Work to complete
Without the pictures, write out all the lines below exactly as they appear.

[Dataset items]
★ ★ ★ ★ ★ ★ ★
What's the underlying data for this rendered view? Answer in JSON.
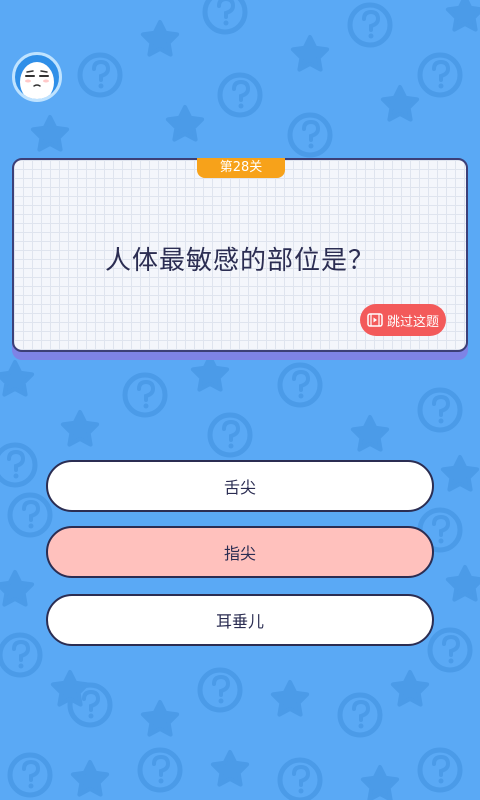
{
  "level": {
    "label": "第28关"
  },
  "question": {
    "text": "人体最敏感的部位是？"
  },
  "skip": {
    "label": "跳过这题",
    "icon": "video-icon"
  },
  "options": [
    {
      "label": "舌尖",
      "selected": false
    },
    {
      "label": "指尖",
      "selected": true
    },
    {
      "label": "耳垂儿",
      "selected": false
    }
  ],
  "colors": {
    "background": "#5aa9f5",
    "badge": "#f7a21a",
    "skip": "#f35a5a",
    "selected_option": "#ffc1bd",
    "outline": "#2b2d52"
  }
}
★ ★ ★ ★ ★ ★ ★
Answer to this exercise
What's the underlying data for this rendered view? Answer in JSON.
{
  "level": {
    "label": "第28关"
  },
  "question": {
    "text": "人体最敏感的部位是？"
  },
  "skip": {
    "label": "跳过这题",
    "icon": "video-icon"
  },
  "options": [
    {
      "label": "舌尖",
      "selected": false
    },
    {
      "label": "指尖",
      "selected": true
    },
    {
      "label": "耳垂儿",
      "selected": false
    }
  ],
  "colors": {
    "background": "#5aa9f5",
    "badge": "#f7a21a",
    "skip": "#f35a5a",
    "selected_option": "#ffc1bd",
    "outline": "#2b2d52"
  }
}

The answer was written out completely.